Extracted data entries:
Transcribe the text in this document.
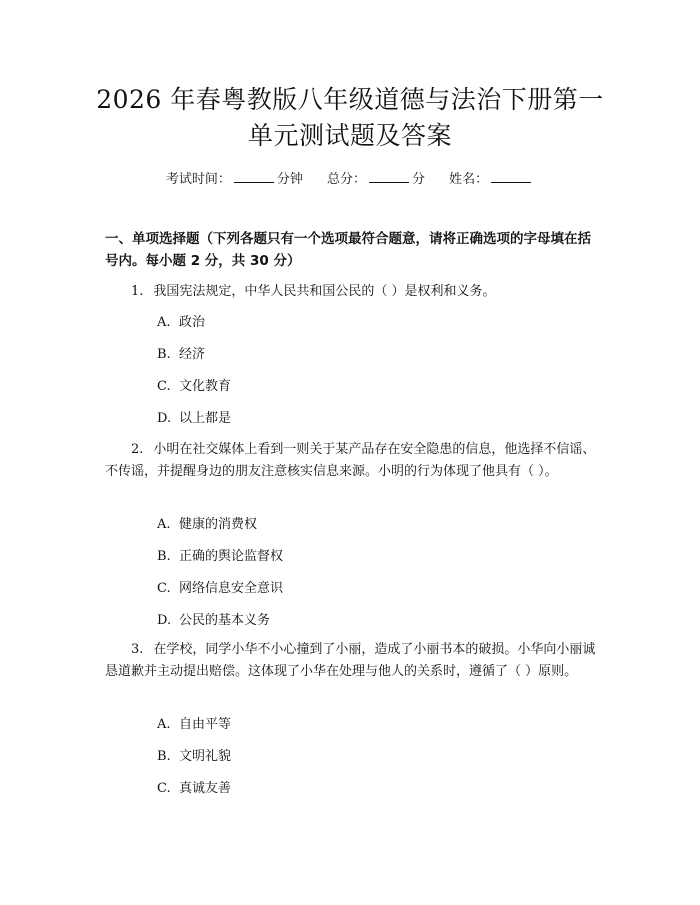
2026 年春粤教版八年级道德与法治下册第一
单元测试题及答案
考试时间：	分钟 总分：	分 姓名：
一、单项选择题（下列各题只有一个选项最符合题意，请将正确选项的字母填在括号内。每小题 2 分，共 30 分）
1. 我国宪法规定，中华人民共和国公民的（ ）是权利和义务。
A. 政治
B. 经济
C. 文化教育
D. 以上都是
2. 小明在社交媒体上看到一则关于某产品存在安全隐患的信息，他选择不信谣、不传谣，并提醒身边的朋友注意核实信息来源。小明的行为体现了他具有（ ）。
A. 健康的消费权
B. 正确的舆论监督权
C. 网络信息安全意识
D. 公民的基本义务
3. 在学校，同学小华不小心撞到了小丽，造成了小丽书本的破损。小华向小丽诚恳道歉并主动提出赔偿。这体现了小华在处理与他人的关系时，遵循了（ ）原则。
A. 自由平等
B. 文明礼貌
C. 真诚友善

• Required task:
Transcribe every entry word for word, but skip the pictures.

• Written reply:
Transcribe the text in this document.
2026 年春粤教版八年级道德与法治下册第一
单元测试题及答案
考试时间：	分钟 总分：	分 姓名：
一、单项选择题（下列各题只有一个选项最符合题意，请将正确选项的字母填在括号内。每小题 2 分，共 30 分）
1. 我国宪法规定，中华人民共和国公民的（ ）是权利和义务。
A. 政治
B. 经济
C. 文化教育
D. 以上都是
2. 小明在社交媒体上看到一则关于某产品存在安全隐患的信息，他选择不信谣、不传谣，并提醒身边的朋友注意核实信息来源。小明的行为体现了他具有（ ）。
A. 健康的消费权
B. 正确的舆论监督权
C. 网络信息安全意识
D. 公民的基本义务
3. 在学校，同学小华不小心撞到了小丽，造成了小丽书本的破损。小华向小丽诚恳道歉并主动提出赔偿。这体现了小华在处理与他人的关系时，遵循了（ ）原则。
A. 自由平等
B. 文明礼貌
C. 真诚友善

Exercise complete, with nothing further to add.